*** Text ***

Back to those vampires for a second. Part of their appeal had to be that they didn’t age, and youth is synonymous with sexy in pop culture. And that’s along the lines of what the Vampire Facial (which is a trademarked name) promises to deliver. The main selling point of the treatment is its supposed ability to rejuvenate the face and restore a youthful look.
What is it, and how does it work?
A Vampire Facial (also called the PRP facial or blood facial) is a treatment that starts with microneedling, which creates tiny punctures in the skin, or microdermabrasion, a procedure that removes the top layer of skin, followed by an application of platelet-rich plasma (PRP). But though that sounds relatively straightforward, it’s not quite so simple. The PRP they use is from blood—your blood. To get that, they need to kick off the whole procedure with a blood draw, something you probably associate more with going to the doctor than an elective cosmetic treatment.
Once the dermatologist takes your blood, they spin it in a centrifuge to separate the blood cells from the platelets. You’ll then get microdermabrasion or microneedling done on your entire face—microneedling is standard for the trademarked Vampire Facial procedure—before your platelet-rich plasma is slathered all over your face. Microneedling is pretty much what it sounds like, and though you’ll get thousands of tiny pinpricks, the needles used are incredibly thin, and most people report that it’s not actively painful. If microneedling is used, a numbing cream is applied to the treatment area before the procedure begins, though people report that there’s still some feeling, especially in areas where the skin is taught, like right above the eyebrows.
Kim Kardashian West turned heads with her social media post about the procedure, but it’s worth noting that you probably won’t get the same shocking bloody splatter effect on your own face. Since the time Kim got hers done, the procedure has changed. The treatment used to use all of the patient’s blood instead of spinning it to get to the serum alone. The change to the process separates out the red blood cells, which is how Kim’s face in her now-famous selfie got the Halloween horror look that people couldn’t stop talking about.
Benefits of a PRP facial
There are two potential sources of benefits for your skin here: microneedling and PRP. PRP is rich in growth factor, which is why dermatologists have been so eager to use it in treatments. PRP is actively used in the treatment of acne, alopecia, and skin ulcers. Less frequently, it is used in treatments for melasma (a pigment disorder that causes brown or grey spots on the skin and primarily on the face), hyperpigmentation, and burns because it stimulates tissue repair and regeneration (Merchan, 2019). But multiple researchers note that better ways of measuring its effects and controls are needed, such as split-face comparisons since skin can vary so widely from person to person (Leo, 2015; Merchan, 2019).
Research has also noted that PRP can help speed wound healing. And though the researchers note that it shows promise in improving depressed acne scarring, much of its promise is in how it may change the color, tone, and texture of surgical scars. But more work is needed to gauge its potential in scar management, especially research looking at long-term outcomes (Alser, 2018).
Microneedling devices have benefits of their own for the skin. Past research, for example, shows that needling does hold promise for lessening the appearance of acne scarring, one meta-analysis found (Harris, 2015). And this benefit appears to hold true in patients with darker skin, lessening acne scars, and the pigmentation that comes along with them. But researchers did note that some people may need multiple treatments to see the same results (Qarqaz, 2018). It has also been shown to improve the appearance of scars caused by burn injuries (Suca, 2017). And this treatment also encourages the creation of new collagen, which can support skin tone.

*** End of Text ***

- [Apply what you read]
a - List every source citation given in parentheses in the Vampire Facial text, with the author name and year for each.
b - Quote the passage of the Vampire Facial text that starts with the words "Microneedling devices have" and ends with "support skin tone.".
The material after this point is separate from the text above.

*** Records supplied ***

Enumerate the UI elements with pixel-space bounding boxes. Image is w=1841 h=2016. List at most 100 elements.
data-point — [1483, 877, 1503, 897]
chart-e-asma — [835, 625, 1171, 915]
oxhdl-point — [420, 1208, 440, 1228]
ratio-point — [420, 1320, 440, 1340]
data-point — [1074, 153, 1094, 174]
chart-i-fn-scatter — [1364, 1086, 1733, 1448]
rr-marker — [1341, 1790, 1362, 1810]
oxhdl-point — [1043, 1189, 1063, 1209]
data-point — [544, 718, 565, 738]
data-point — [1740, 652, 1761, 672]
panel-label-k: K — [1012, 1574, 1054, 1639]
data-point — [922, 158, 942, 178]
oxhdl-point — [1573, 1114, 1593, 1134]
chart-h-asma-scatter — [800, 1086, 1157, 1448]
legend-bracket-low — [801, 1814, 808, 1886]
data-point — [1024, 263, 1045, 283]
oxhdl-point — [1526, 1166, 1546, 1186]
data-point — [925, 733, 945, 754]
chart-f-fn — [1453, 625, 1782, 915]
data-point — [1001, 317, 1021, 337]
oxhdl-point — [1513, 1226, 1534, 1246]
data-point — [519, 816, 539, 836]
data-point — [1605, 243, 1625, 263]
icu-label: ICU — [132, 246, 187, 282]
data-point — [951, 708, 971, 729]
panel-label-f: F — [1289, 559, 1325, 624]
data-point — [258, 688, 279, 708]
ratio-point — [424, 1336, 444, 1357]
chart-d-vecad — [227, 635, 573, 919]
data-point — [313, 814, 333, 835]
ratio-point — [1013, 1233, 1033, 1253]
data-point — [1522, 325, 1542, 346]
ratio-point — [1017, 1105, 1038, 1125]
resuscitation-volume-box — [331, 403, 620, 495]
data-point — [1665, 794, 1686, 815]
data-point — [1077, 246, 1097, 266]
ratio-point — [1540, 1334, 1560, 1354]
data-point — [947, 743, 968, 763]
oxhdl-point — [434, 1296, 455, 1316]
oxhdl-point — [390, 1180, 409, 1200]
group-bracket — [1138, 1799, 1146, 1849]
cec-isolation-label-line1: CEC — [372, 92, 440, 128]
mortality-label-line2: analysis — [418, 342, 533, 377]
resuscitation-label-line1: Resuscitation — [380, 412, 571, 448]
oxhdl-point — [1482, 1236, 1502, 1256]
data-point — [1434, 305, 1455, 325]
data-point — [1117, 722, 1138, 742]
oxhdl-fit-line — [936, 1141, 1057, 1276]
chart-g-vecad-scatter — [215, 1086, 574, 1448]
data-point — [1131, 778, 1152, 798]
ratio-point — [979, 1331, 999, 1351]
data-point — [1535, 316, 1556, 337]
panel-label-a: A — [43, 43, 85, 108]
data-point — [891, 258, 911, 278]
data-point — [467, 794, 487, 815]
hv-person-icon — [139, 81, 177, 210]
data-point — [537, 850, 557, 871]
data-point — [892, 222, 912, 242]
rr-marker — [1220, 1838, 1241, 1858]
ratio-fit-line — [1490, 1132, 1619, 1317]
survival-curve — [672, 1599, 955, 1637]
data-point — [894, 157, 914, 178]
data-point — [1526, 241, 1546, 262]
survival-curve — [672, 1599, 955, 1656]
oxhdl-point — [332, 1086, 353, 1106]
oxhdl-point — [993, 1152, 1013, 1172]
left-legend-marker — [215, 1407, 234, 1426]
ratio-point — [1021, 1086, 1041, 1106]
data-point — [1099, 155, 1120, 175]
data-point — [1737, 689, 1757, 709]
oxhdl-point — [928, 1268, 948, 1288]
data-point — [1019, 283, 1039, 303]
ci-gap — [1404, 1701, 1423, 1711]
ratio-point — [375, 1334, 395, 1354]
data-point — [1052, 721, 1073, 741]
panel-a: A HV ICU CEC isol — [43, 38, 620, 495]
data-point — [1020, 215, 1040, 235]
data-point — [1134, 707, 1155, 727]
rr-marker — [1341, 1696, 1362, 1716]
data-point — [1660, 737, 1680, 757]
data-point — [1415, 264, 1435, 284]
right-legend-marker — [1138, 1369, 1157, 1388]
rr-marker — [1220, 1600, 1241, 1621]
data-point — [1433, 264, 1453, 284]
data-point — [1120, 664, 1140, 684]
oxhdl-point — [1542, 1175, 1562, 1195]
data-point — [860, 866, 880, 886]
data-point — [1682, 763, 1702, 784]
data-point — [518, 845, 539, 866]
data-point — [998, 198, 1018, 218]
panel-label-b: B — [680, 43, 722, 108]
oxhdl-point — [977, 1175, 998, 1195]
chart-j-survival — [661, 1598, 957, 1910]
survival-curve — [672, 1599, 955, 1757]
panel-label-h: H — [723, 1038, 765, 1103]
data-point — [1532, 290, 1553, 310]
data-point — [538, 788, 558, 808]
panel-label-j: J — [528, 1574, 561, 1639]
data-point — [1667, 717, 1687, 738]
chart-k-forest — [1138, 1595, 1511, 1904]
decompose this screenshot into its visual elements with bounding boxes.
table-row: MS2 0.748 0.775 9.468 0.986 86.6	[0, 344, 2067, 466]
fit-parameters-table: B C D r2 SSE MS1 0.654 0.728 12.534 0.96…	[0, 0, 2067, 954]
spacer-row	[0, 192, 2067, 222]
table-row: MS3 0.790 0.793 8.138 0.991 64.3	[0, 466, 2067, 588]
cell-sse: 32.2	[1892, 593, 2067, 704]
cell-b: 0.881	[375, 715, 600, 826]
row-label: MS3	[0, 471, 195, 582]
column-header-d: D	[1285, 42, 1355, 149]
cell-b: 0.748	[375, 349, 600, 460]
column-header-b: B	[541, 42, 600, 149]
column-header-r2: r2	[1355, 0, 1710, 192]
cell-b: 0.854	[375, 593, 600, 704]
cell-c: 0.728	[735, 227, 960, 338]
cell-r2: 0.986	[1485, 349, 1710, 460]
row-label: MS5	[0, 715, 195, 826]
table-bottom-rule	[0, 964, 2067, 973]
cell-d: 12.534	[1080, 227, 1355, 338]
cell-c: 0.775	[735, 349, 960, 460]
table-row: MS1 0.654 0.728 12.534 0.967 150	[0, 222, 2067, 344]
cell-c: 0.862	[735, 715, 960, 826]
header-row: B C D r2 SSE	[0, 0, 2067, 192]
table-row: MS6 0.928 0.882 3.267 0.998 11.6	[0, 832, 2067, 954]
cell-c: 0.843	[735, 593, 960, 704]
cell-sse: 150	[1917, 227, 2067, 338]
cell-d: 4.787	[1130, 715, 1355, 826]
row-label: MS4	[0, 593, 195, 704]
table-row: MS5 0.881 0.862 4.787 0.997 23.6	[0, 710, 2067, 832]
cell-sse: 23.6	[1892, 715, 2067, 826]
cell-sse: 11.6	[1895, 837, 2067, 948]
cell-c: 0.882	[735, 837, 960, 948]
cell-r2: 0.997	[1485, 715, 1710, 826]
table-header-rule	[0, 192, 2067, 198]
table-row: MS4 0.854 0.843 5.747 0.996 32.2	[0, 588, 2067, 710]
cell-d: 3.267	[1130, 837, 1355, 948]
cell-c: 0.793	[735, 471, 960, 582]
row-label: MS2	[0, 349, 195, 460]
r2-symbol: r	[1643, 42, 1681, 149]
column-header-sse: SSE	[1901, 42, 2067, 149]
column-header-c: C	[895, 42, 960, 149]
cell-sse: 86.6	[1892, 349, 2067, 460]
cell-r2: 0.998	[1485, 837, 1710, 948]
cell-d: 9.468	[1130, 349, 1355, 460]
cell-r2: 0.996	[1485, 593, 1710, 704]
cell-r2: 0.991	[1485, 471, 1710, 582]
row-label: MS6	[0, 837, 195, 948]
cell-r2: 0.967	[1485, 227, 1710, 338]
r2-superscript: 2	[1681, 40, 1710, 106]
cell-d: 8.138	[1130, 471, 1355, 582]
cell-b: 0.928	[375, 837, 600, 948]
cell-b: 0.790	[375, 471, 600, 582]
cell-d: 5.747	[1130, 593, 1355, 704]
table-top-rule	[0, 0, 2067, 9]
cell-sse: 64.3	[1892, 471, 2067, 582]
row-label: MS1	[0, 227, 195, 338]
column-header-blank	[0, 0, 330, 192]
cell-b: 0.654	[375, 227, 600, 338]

*** End of Records supplied ***

- [Outputs by task]
a -
Merchan, 2019
Leo, 2015
Alser, 2018
Harris, 2015
Qarqaz, 2018
Suca, 2017

b -
Microneedling devices have benefits of their own for the skin. Past research, for example, shows that needling does hold promise for lessening the appearance of acne scarring, one meta-analysis found (Harris, 2015). And this benefit appears to hold true in patients with darker skin, lessening acne scars, and the pigmentation that comes along with them. But researchers did note that some people may need multiple treatments to see the same results (Qarqaz, 2018). It has also been shown to improve the appearance of scars caused by burn injuries (Suca, 2017). And this treatment also encourages the creation of new collagen, which can support skin tone.